» Challenge:
Omit the pictures from the entries below and retype everything else exactly.
--- BEGIN Data excerpts ---
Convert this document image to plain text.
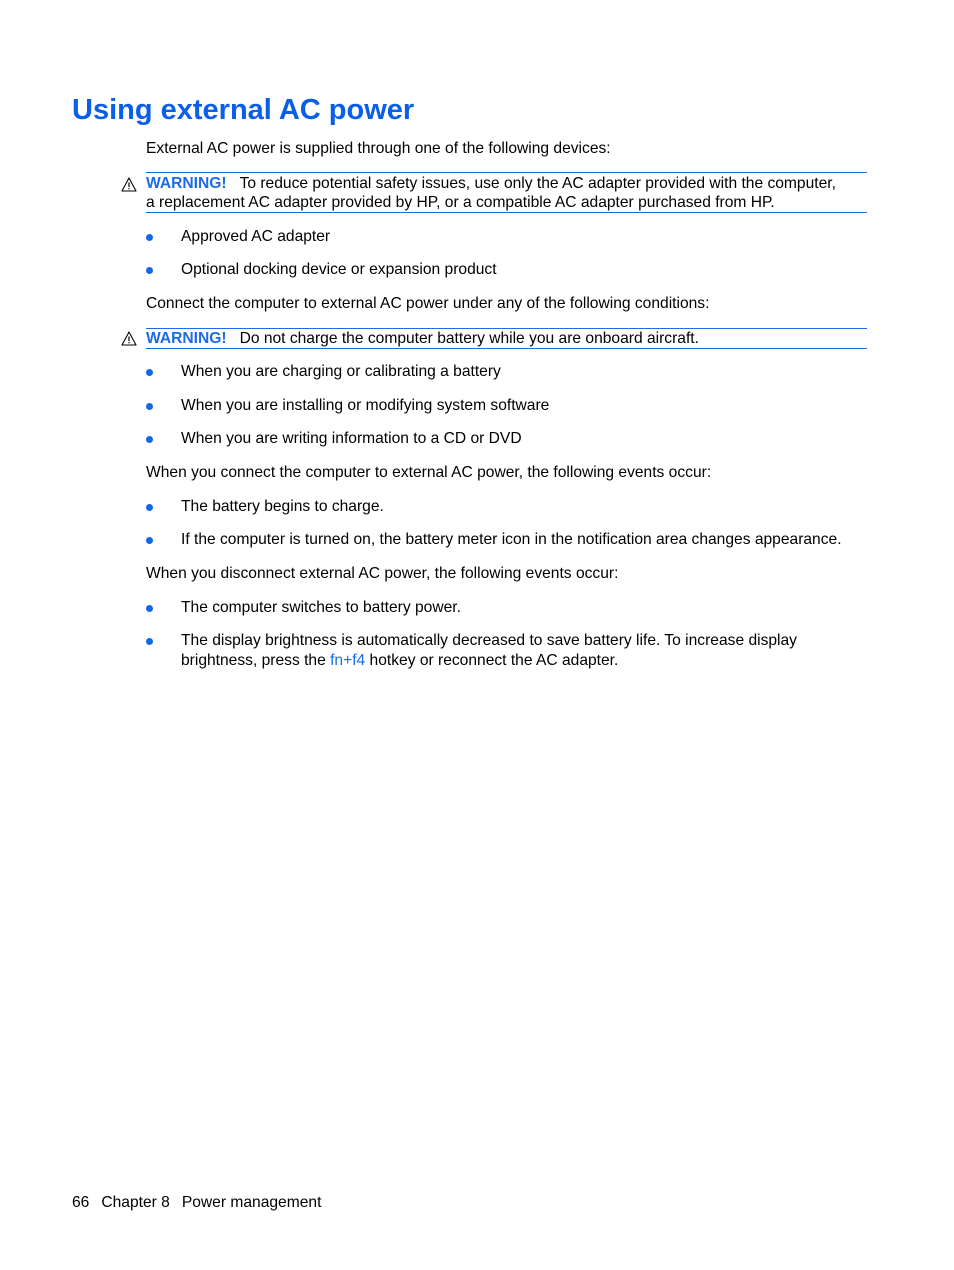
Using external AC power

External AC power is supplied through one of the following devices:

WARNING! To reduce potential safety issues, use only the AC adapter provided with the computer,
a replacement AC adapter provided by HP, or a compatible AC adapter purchased from HP.
Approved AC adapter
Optional docking device or expansion product

Connect the computer to external AC power under any of the following conditions:

WARNING! Do not charge the computer battery while you are onboard aircraft.
When you are charging or calibrating a battery
When you are installing or modifying system software
When you are writing information to a CD or DVD

When you connect the computer to external AC power, the following events occur:

The battery begins to charge.
If the computer is turned on, the battery meter icon in the notification area changes appearance.

When you disconnect external AC power, the following events occur:

The computer switches to battery power.
The display brightness is automatically decreased to save battery life. To increase display
brightness, press the fn+f4 hotkey or reconnect the AC adapter.
66 Chapter 8 Power management
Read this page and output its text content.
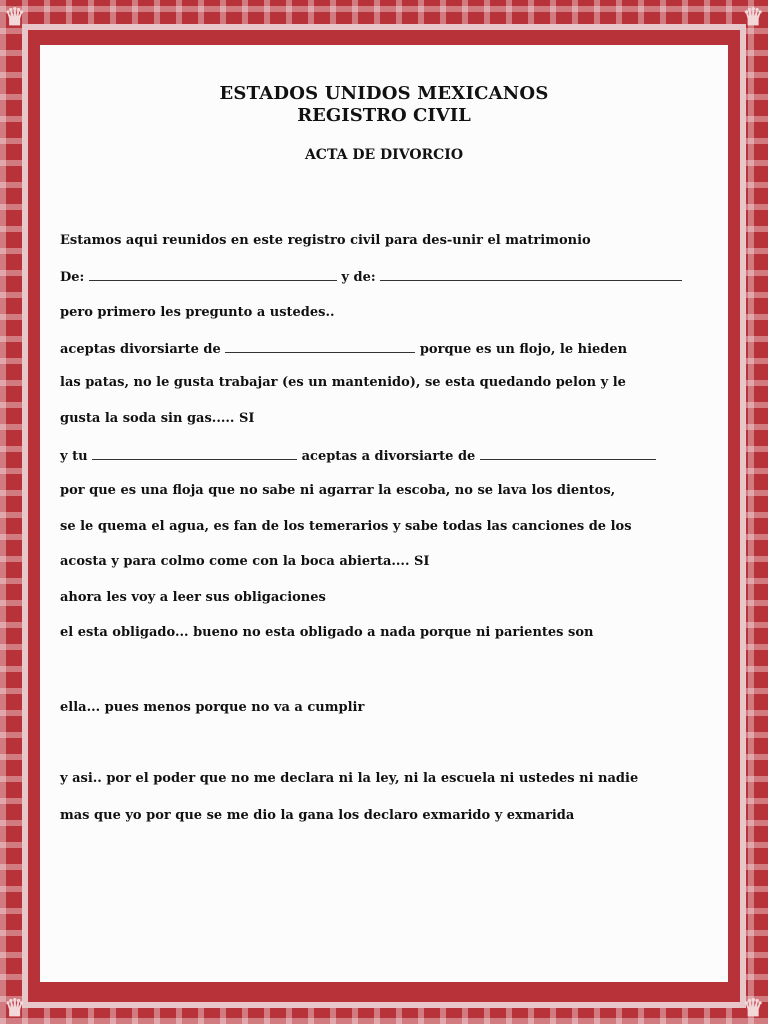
♛	♛
♛	♛
ESTADOS UNIDOS MEXICANOS
REGISTRO CIVIL
ACTA DE DIVORCIO
Estamos aqui reunidos en este registro civil para des-unir el matrimonio
De:	y de:
pero primero les pregunto a ustedes..
aceptas divorsiarte de	porque es un flojo, le hieden
las patas, no le gusta trabajar (es un mantenido), se esta quedando pelon y le
gusta la soda sin gas..... SI
y tu	aceptas a divorsiarte de
por que es una floja que no sabe ni agarrar la escoba, no se lava los dientos,
se le quema el agua, es fan de los temerarios y sabe todas las canciones de los
acosta y para colmo come con la boca abierta.... SI
ahora les voy a leer sus obligaciones
el esta obligado... bueno no esta obligado a nada porque ni parientes son
ella... pues menos porque no va a cumplir
y asi.. por el poder que no me declara ni la ley, ni la escuela ni ustedes ni nadie
mas que yo por que se me dio la gana los declaro exmarido y exmarida
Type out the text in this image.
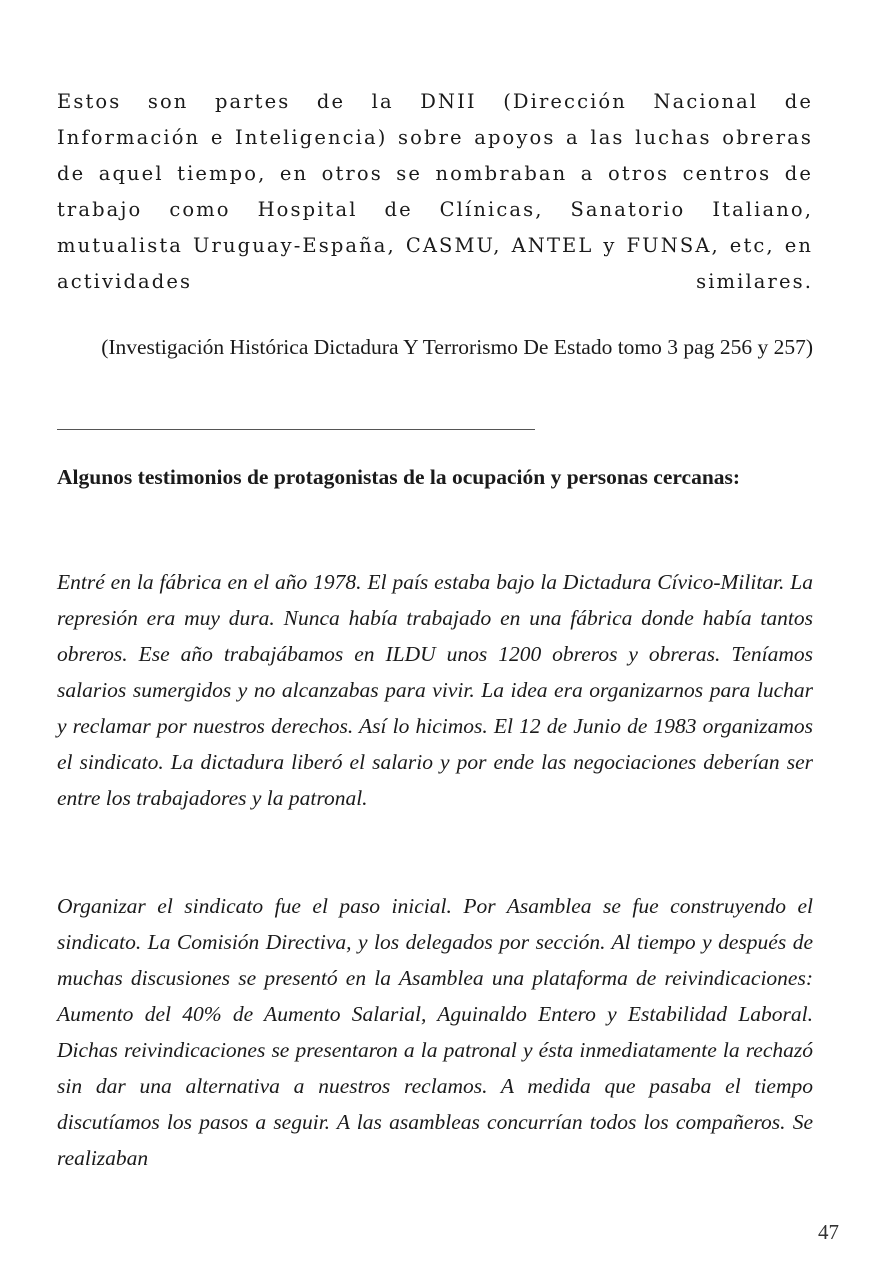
Estos son partes de la DNII (Dirección Nacional de Información e Inteligencia) sobre apoyos a las luchas obreras de aquel tiempo, en otros se nombraban a otros centros de trabajo como Hospital de Clínicas, Sanatorio Italiano, mutualista Uruguay-España, CASMU, ANTEL y FUNSA, etc, en actividades similares.

(Investigación Histórica Dictadura Y Terrorismo De Estado tomo 3 pag 256 y 257)

Algunos testimonios de protagonistas de la ocupación y personas cercanas:

Entré en la fábrica en el año 1978. El país estaba bajo la Dictadura Cívico-Militar. La represión era muy dura. Nunca había trabajado en una fábrica donde había tantos obreros. Ese año trabajábamos en ILDU unos 1200 obreros y obreras. Teníamos salarios sumergidos y no alcanzabas para vivir. La idea era organizarnos para luchar y reclamar por nuestros derechos. Así lo hicimos. El 12 de Junio de 1983 organizamos el sindicato. La dictadura liberó el salario y por ende las negociaciones deberían ser entre los trabajadores y la patronal.

Organizar el sindicato fue el paso inicial. Por Asamblea se fue construyendo el sindicato. La Comisión Directiva, y los delegados por sección. Al tiempo y después de muchas discusiones se presentó en la Asamblea una plataforma de reivindicaciones: Aumento del 40% de Aumento Salarial, Aguinaldo Entero y Estabilidad Laboral. Dichas reivindicaciones se presentaron a la patronal y ésta inmediatamente la rechazó sin dar una alternativa a nuestros reclamos. A medida que pasaba el tiempo discutíamos los pasos a seguir. A las asambleas concurrían todos los compañeros. Se realizaban

47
--- END Data excerpts ---
» Complete answer:
Convert this document image to plain text.
Using external AC power

External AC power is supplied through one of the following devices:

WARNING! To reduce potential safety issues, use only the AC adapter provided with the computer,
a replacement AC adapter provided by HP, or a compatible AC adapter purchased from HP.
Approved AC adapter
Optional docking device or expansion product

Connect the computer to external AC power under any of the following conditions:

WARNING! Do not charge the computer battery while you are onboard aircraft.
When you are charging or calibrating a battery
When you are installing or modifying system software
When you are writing information to a CD or DVD

When you connect the computer to external AC power, the following events occur:

The battery begins to charge.
If the computer is turned on, the battery meter icon in the notification area changes appearance.

When you disconnect external AC power, the following events occur:

The computer switches to battery power.
The display brightness is automatically decreased to save battery life. To increase display
brightness, press the fn+f4 hotkey or reconnect the AC adapter.
66 Chapter 8 Power management
Read this page and output its text content.
♛	♛
♛	♛
ESTADOS UNIDOS MEXICANOS
REGISTRO CIVIL
ACTA DE DIVORCIO
Estamos aqui reunidos en este registro civil para des-unir el matrimonio
De:	y de:
pero primero les pregunto a ustedes..
aceptas divorsiarte de	porque es un flojo, le hieden
las patas, no le gusta trabajar (es un mantenido), se esta quedando pelon y le
gusta la soda sin gas..... SI
y tu	aceptas a divorsiarte de
por que es una floja que no sabe ni agarrar la escoba, no se lava los dientos,
se le quema el agua, es fan de los temerarios y sabe todas las canciones de los
acosta y para colmo come con la boca abierta.... SI
ahora les voy a leer sus obligaciones
el esta obligado... bueno no esta obligado a nada porque ni parientes son
ella... pues menos porque no va a cumplir
y asi.. por el poder que no me declara ni la ley, ni la escuela ni ustedes ni nadie
mas que yo por que se me dio la gana los declaro exmarido y exmarida
Type out the text in this image.
Estos son partes de la DNII (Dirección Nacional de Información e Inteligencia) sobre apoyos a las luchas obreras de aquel tiempo, en otros se nombraban a otros centros de trabajo como Hospital de Clínicas, Sanatorio Italiano, mutualista Uruguay-España, CASMU, ANTEL y FUNSA, etc, en actividades similares.

(Investigación Histórica Dictadura Y Terrorismo De Estado tomo 3 pag 256 y 257)

Algunos testimonios de protagonistas de la ocupación y personas cercanas:

Entré en la fábrica en el año 1978. El país estaba bajo la Dictadura Cívico-Militar. La represión era muy dura. Nunca había trabajado en una fábrica donde había tantos obreros. Ese año trabajábamos en ILDU unos 1200 obreros y obreras. Teníamos salarios sumergidos y no alcanzabas para vivir. La idea era organizarnos para luchar y reclamar por nuestros derechos. Así lo hicimos. El 12 de Junio de 1983 organizamos el sindicato. La dictadura liberó el salario y por ende las negociaciones deberían ser entre los trabajadores y la patronal.

Organizar el sindicato fue el paso inicial. Por Asamblea se fue construyendo el sindicato. La Comisión Directiva, y los delegados por sección. Al tiempo y después de muchas discusiones se presentó en la Asamblea una plataforma de reivindicaciones: Aumento del 40% de Aumento Salarial, Aguinaldo Entero y Estabilidad Laboral. Dichas reivindicaciones se presentaron a la patronal y ésta inmediatamente la rechazó sin dar una alternativa a nuestros reclamos. A medida que pasaba el tiempo discutíamos los pasos a seguir. A las asambleas concurrían todos los compañeros. Se realizaban

47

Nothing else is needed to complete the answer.